# Aim:
Write every line out verbatim and omit the pictures.

══════════════════════════════

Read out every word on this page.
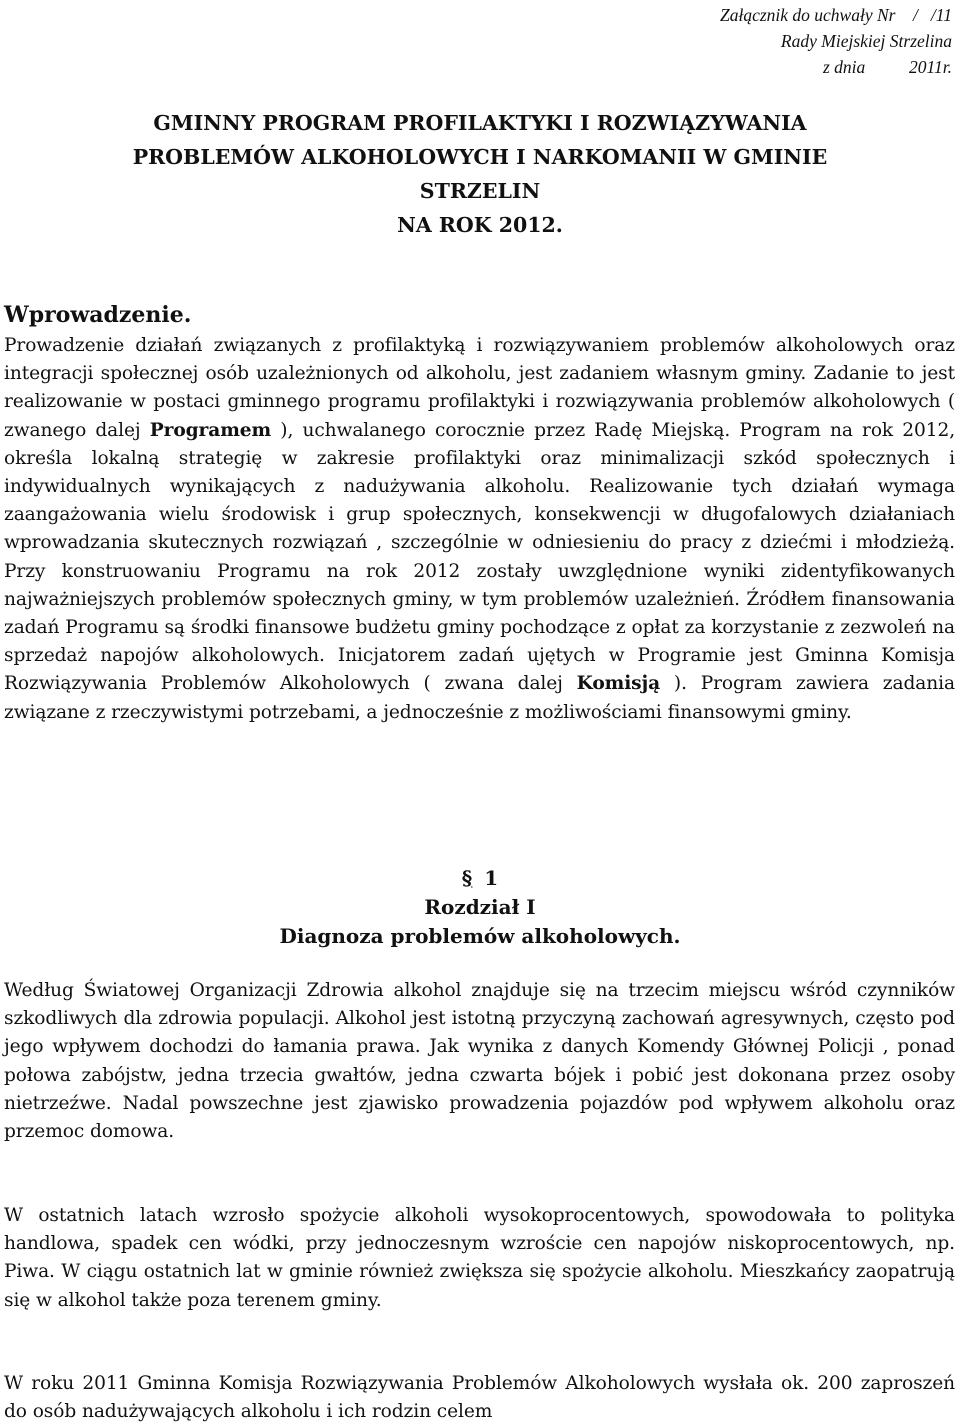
Załącznik do uchwały Nr    /   /11
Rady Miejskiej Strzelina
z dnia          2011r.
GMINNY PROGRAM PROFILAKTYKI I ROZWIĄZYWANIA
PROBLEMÓW ALKOHOLOWYCH I NARKOMANII W GMINIE
STRZELIN
NA ROK 2012.
Wprowadzenie.
Prowadzenie działań związanych z profilaktyką i rozwiązywaniem problemów alkoholowych oraz integracji społecznej osób uzależnionych od alkoholu, jest zadaniem własnym gminy. Zadanie to jest realizowanie w postaci gminnego programu profilaktyki i rozwiązywania problemów alkoholowych ( zwanego dalej Programem ), uchwalanego corocznie przez Radę Miejską. Program na rok 2012, określa lokalną strategię w zakresie profilaktyki oraz minimalizacji szkód społecznych i indywidualnych wynikających z nadużywania alkoholu. Realizowanie tych działań wymaga zaangażowania wielu środowisk i grup społecznych, konsekwencji w długofalowych działaniach wprowadzania skutecznych rozwiązań , szczególnie w odniesieniu do pracy z dziećmi i młodzieżą. Przy konstruowaniu Programu na rok 2012 zostały uwzględnione wyniki zidentyfikowanych najważniejszych problemów społecznych gminy, w tym problemów uzależnień. Źródłem finansowania zadań Programu są środki finansowe budżetu gminy pochodzące z opłat za korzystanie z zezwoleń na sprzedaż napojów alkoholowych. Inicjatorem zadań ujętych w Programie jest Gminna Komisja Rozwiązywania Problemów Alkoholowych ( zwana dalej Komisją ). Program zawiera zadania związane z rzeczywistymi potrzebami, a jednocześnie z możliwościami finansowymi gminy.
§ 1
Rozdział I
Diagnoza problemów alkoholowych.
Według Światowej Organizacji Zdrowia alkohol znajduje się na trzecim miejscu wśród czynników szkodliwych dla zdrowia populacji. Alkohol jest istotną przyczyną zachowań agresywnych, często pod jego wpływem dochodzi do łamania prawa. Jak wynika z danych Komendy Głównej Policji , ponad połowa zabójstw, jedna trzecia gwałtów, jedna czwarta bójek i pobić jest dokonana przez osoby nietrzeźwe. Nadal powszechne jest zjawisko prowadzenia pojazdów pod wpływem alkoholu oraz przemoc domowa.
W ostatnich latach wzrosło spożycie alkoholi wysokoprocentowych, spowodowała to polityka handlowa, spadek cen wódki, przy jednoczesnym wzroście cen napojów niskoprocentowych, np. Piwa. W ciągu ostatnich lat w gminie również zwiększa się spożycie alkoholu. Mieszkańcy zaopatrują się w alkohol także poza terenem gminy.
W roku 2011 Gminna Komisja Rozwiązywania Problemów Alkoholowych wysłała ok. 200 zaproszeń do osób nadużywających alkoholu i ich rodzin celem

══════════════════════════════

# Worked answer:
Read out every word on this page.
Załącznik do uchwały Nr    /   /11
Rady Miejskiej Strzelina
z dnia          2011r.
GMINNY PROGRAM PROFILAKTYKI I ROZWIĄZYWANIA
PROBLEMÓW ALKOHOLOWYCH I NARKOMANII W GMINIE
STRZELIN
NA ROK 2012.
Wprowadzenie.
Prowadzenie działań związanych z profilaktyką i rozwiązywaniem problemów alkoholowych oraz integracji społecznej osób uzależnionych od alkoholu, jest zadaniem własnym gminy. Zadanie to jest realizowanie w postaci gminnego programu profilaktyki i rozwiązywania problemów alkoholowych ( zwanego dalej Programem ), uchwalanego corocznie przez Radę Miejską. Program na rok 2012, określa lokalną strategię w zakresie profilaktyki oraz minimalizacji szkód społecznych i indywidualnych wynikających z nadużywania alkoholu. Realizowanie tych działań wymaga zaangażowania wielu środowisk i grup społecznych, konsekwencji w długofalowych działaniach wprowadzania skutecznych rozwiązań , szczególnie w odniesieniu do pracy z dziećmi i młodzieżą. Przy konstruowaniu Programu na rok 2012 zostały uwzględnione wyniki zidentyfikowanych najważniejszych problemów społecznych gminy, w tym problemów uzależnień. Źródłem finansowania zadań Programu są środki finansowe budżetu gminy pochodzące z opłat za korzystanie z zezwoleń na sprzedaż napojów alkoholowych. Inicjatorem zadań ujętych w Programie jest Gminna Komisja Rozwiązywania Problemów Alkoholowych ( zwana dalej Komisją ). Program zawiera zadania związane z rzeczywistymi potrzebami, a jednocześnie z możliwościami finansowymi gminy.
§ 1
Rozdział I
Diagnoza problemów alkoholowych.
Według Światowej Organizacji Zdrowia alkohol znajduje się na trzecim miejscu wśród czynników szkodliwych dla zdrowia populacji. Alkohol jest istotną przyczyną zachowań agresywnych, często pod jego wpływem dochodzi do łamania prawa. Jak wynika z danych Komendy Głównej Policji , ponad połowa zabójstw, jedna trzecia gwałtów, jedna czwarta bójek i pobić jest dokonana przez osoby nietrzeźwe. Nadal powszechne jest zjawisko prowadzenia pojazdów pod wpływem alkoholu oraz przemoc domowa.
W ostatnich latach wzrosło spożycie alkoholi wysokoprocentowych, spowodowała to polityka handlowa, spadek cen wódki, przy jednoczesnym wzroście cen napojów niskoprocentowych, np. Piwa. W ciągu ostatnich lat w gminie również zwiększa się spożycie alkoholu. Mieszkańcy zaopatrują się w alkohol także poza terenem gminy.
W roku 2011 Gminna Komisja Rozwiązywania Problemów Alkoholowych wysłała ok. 200 zaproszeń do osób nadużywających alkoholu i ich rodzin celem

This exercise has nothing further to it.